◆ GOAL ◆
Below are some entries; can you quote all of them exactly?

BEGIN RECORDS SHOWN

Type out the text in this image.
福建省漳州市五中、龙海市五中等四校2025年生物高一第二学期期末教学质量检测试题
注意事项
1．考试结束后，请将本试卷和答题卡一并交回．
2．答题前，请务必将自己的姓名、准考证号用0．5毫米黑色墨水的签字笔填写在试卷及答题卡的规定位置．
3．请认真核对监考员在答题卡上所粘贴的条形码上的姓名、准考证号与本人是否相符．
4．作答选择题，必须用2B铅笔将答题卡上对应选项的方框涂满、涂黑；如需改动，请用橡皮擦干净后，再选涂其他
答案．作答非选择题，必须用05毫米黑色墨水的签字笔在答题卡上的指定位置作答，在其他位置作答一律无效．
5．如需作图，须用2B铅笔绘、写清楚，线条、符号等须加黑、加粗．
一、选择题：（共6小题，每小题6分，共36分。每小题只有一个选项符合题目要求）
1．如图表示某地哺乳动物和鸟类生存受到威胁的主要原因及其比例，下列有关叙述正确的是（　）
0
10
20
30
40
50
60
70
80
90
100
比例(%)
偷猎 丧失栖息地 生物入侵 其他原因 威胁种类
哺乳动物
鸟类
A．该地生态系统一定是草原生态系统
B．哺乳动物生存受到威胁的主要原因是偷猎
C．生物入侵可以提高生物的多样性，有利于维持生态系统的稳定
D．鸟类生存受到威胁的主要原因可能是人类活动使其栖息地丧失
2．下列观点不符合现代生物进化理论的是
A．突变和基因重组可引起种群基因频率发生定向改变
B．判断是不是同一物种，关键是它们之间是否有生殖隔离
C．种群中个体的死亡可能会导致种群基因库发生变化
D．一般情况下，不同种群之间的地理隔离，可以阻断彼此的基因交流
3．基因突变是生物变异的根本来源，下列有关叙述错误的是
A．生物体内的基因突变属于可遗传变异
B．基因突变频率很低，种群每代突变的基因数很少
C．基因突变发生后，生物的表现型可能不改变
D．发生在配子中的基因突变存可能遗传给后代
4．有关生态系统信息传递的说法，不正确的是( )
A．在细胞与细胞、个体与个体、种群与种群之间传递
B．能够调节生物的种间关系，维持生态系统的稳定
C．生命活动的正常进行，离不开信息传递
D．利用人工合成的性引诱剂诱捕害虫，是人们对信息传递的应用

END RECORDS SHOWN

◆ ANSWER BELOW ◆
Type out the text in this image.
福建省漳州市五中、龙海市五中等四校2025年生物高一第二学期期末教学质量检测试题
注意事项
1．考试结束后，请将本试卷和答题卡一并交回．
2．答题前，请务必将自己的姓名、准考证号用0．5毫米黑色墨水的签字笔填写在试卷及答题卡的规定位置．
3．请认真核对监考员在答题卡上所粘贴的条形码上的姓名、准考证号与本人是否相符．
4．作答选择题，必须用2B铅笔将答题卡上对应选项的方框涂满、涂黑；如需改动，请用橡皮擦干净后，再选涂其他
答案．作答非选择题，必须用05毫米黑色墨水的签字笔在答题卡上的指定位置作答，在其他位置作答一律无效．
5．如需作图，须用2B铅笔绘、写清楚，线条、符号等须加黑、加粗．
一、选择题：（共6小题，每小题6分，共36分。每小题只有一个选项符合题目要求）
1．如图表示某地哺乳动物和鸟类生存受到威胁的主要原因及其比例，下列有关叙述正确的是（　）
0
10
20
30
40
50
60
70
80
90
100
比例(%)
偷猎 丧失栖息地 生物入侵 其他原因 威胁种类
哺乳动物
鸟类
A．该地生态系统一定是草原生态系统
B．哺乳动物生存受到威胁的主要原因是偷猎
C．生物入侵可以提高生物的多样性，有利于维持生态系统的稳定
D．鸟类生存受到威胁的主要原因可能是人类活动使其栖息地丧失
2．下列观点不符合现代生物进化理论的是
A．突变和基因重组可引起种群基因频率发生定向改变
B．判断是不是同一物种，关键是它们之间是否有生殖隔离
C．种群中个体的死亡可能会导致种群基因库发生变化
D．一般情况下，不同种群之间的地理隔离，可以阻断彼此的基因交流
3．基因突变是生物变异的根本来源，下列有关叙述错误的是
A．生物体内的基因突变属于可遗传变异
B．基因突变频率很低，种群每代突变的基因数很少
C．基因突变发生后，生物的表现型可能不改变
D．发生在配子中的基因突变存可能遗传给后代
4．有关生态系统信息传递的说法，不正确的是( )
A．在细胞与细胞、个体与个体、种群与种群之间传递
B．能够调节生物的种间关系，维持生态系统的稳定
C．生命活动的正常进行，离不开信息传递
D．利用人工合成的性引诱剂诱捕害虫，是人们对信息传递的应用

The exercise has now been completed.